*Consigne 1:*
D'après le texte extrait, quelle place Tony Greenstein occupe-t-il dans le mouvement de solidarité avec la Palestine au Royaume-Uni ?
*Consigne 2:*
Recopiez le passage du texte extrait qui s'ouvre sur les mots contenant « Texte légèrement retouché » et se clôt sur « blogs de Tony. ».

*Texte extrait:*

Texte légèrement retouché pour plus de clarté.

Asa Winstanley. Eh bien, nous sommes ici aujourd’hui en compagnie de Tony Greenstein, qui doit être connu de bon nombre de nos auditeurs et spectateurs. Mais, pour ceux et celles d’entre vous qui ne le sont pas, Tony Greenstein est un vétéran du mouvement de solidarité avec la Palestine au Royaume-Uni.

C’est un activiste et un blogger. C’est un juif antisioniste, iconoclaste et sans compromission. Depuis des années, à mes yeux, son blog est vraiment une source inestimable. Je m’en suis inspiré pour une grande partie de mon journalisme.

Et je le considère comme une source essentielle pour tous ceux et celles du mouvement de solidarité avec la Palestine. Tony ne fait jamais de cadeau. Et il dit toujours la vérité, une vérité sans fard, dirions-nous, telle qu’il la perçoit. Et j’apprends toujours quelque chose de neuf, dans les blogs de Tony.

*Données fournies:*

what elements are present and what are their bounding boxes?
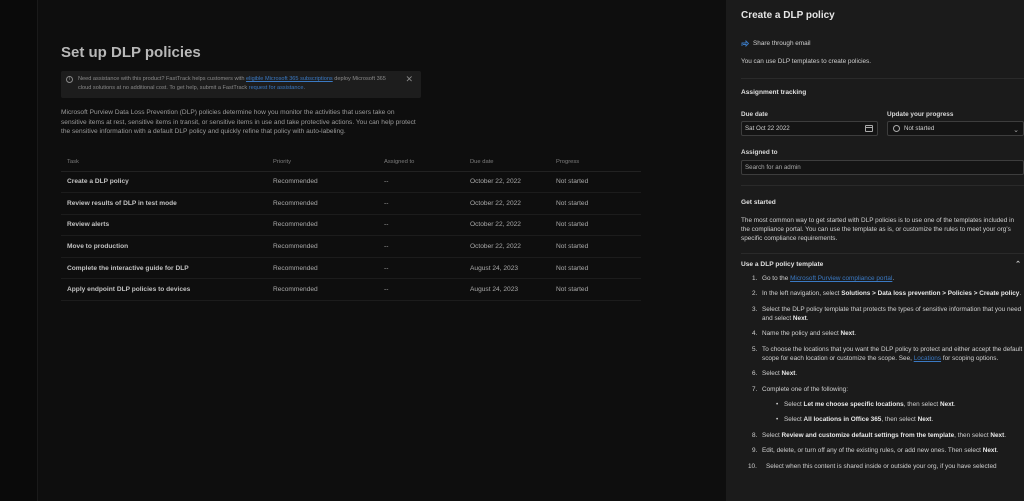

*Réponse rédigée 1:*
C'est un vétéran de ce mouvement.

*Réponse rédigée 2:*
Texte légèrement retouché pour plus de clarté.

Asa Winstanley. Eh bien, nous sommes ici aujourd’hui en compagnie de Tony Greenstein, qui doit être connu de bon nombre de nos auditeurs et spectateurs. Mais, pour ceux et celles d’entre vous qui ne le sont pas, Tony Greenstein est un vétéran du mouvement de solidarité avec la Palestine au Royaume-Uni.

C’est un activiste et un blogger. C’est un juif antisioniste, iconoclaste et sans compromission. Depuis des années, à mes yeux, son blog est vraiment une source inestimable. Je m’en suis inspiré pour une grande partie de mon journalisme.

Et je le considère comme une source essentielle pour tous ceux et celles du mouvement de solidarité avec la Palestine. Tony ne fait jamais de cadeau. Et il dit toujours la vérité, une vérité sans fard, dirions-nous, telle qu’il la perçoit. Et j’apprends toujours quelque chose de neuf, dans les blogs de Tony.